### What the exercise asks:
Go through the entries below and write each one out exactly.
--- Start ---
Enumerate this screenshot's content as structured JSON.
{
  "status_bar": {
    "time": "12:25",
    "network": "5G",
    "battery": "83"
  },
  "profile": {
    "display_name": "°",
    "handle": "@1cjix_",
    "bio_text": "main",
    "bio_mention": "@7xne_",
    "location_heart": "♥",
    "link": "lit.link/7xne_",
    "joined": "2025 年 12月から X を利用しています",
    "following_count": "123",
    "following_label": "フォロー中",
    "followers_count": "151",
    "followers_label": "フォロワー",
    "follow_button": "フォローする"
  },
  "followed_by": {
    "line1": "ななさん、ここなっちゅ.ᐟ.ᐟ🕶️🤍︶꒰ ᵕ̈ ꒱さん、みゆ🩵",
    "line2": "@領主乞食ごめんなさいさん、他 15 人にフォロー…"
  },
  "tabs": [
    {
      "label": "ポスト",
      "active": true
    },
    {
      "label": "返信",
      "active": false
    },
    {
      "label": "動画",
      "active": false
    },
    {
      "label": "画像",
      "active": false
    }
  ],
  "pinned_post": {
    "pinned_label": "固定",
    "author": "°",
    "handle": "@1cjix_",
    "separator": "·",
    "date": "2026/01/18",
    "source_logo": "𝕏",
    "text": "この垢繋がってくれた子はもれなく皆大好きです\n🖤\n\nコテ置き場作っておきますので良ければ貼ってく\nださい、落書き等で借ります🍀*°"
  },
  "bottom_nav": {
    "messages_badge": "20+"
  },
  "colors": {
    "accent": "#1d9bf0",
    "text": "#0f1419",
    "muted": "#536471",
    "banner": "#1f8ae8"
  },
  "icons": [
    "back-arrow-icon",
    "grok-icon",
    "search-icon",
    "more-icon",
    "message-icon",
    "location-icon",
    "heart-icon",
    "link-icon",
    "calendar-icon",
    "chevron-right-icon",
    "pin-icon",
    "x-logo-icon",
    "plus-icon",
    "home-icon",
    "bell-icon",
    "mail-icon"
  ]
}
--- End ---
### Correct response:
Enumerate this screenshot's content as structured JSON.
{
  "status_bar": {
    "time": "12:25",
    "network": "5G",
    "battery": "83"
  },
  "profile": {
    "display_name": "°",
    "handle": "@1cjix_",
    "bio_text": "main",
    "bio_mention": "@7xne_",
    "location_heart": "♥",
    "link": "lit.link/7xne_",
    "joined": "2025 年 12月から X を利用しています",
    "following_count": "123",
    "following_label": "フォロー中",
    "followers_count": "151",
    "followers_label": "フォロワー",
    "follow_button": "フォローする"
  },
  "followed_by": {
    "line1": "ななさん、ここなっちゅ.ᐟ.ᐟ🕶️🤍︶꒰ ᵕ̈ ꒱さん、みゆ🩵",
    "line2": "@領主乞食ごめんなさいさん、他 15 人にフォロー…"
  },
  "tabs": [
    {
      "label": "ポスト",
      "active": true
    },
    {
      "label": "返信",
      "active": false
    },
    {
      "label": "動画",
      "active": false
    },
    {
      "label": "画像",
      "active": false
    }
  ],
  "pinned_post": {
    "pinned_label": "固定",
    "author": "°",
    "handle": "@1cjix_",
    "separator": "·",
    "date": "2026/01/18",
    "source_logo": "𝕏",
    "text": "この垢繋がってくれた子はもれなく皆大好きです\n🖤\n\nコテ置き場作っておきますので良ければ貼ってく\nださい、落書き等で借ります🍀*°"
  },
  "bottom_nav": {
    "messages_badge": "20+"
  },
  "colors": {
    "accent": "#1d9bf0",
    "text": "#0f1419",
    "muted": "#536471",
    "banner": "#1f8ae8"
  },
  "icons": [
    "back-arrow-icon",
    "grok-icon",
    "search-icon",
    "more-icon",
    "message-icon",
    "location-icon",
    "heart-icon",
    "link-icon",
    "calendar-icon",
    "chevron-right-icon",
    "pin-icon",
    "x-logo-icon",
    "plus-icon",
    "home-icon",
    "bell-icon",
    "mail-icon"
  ]
}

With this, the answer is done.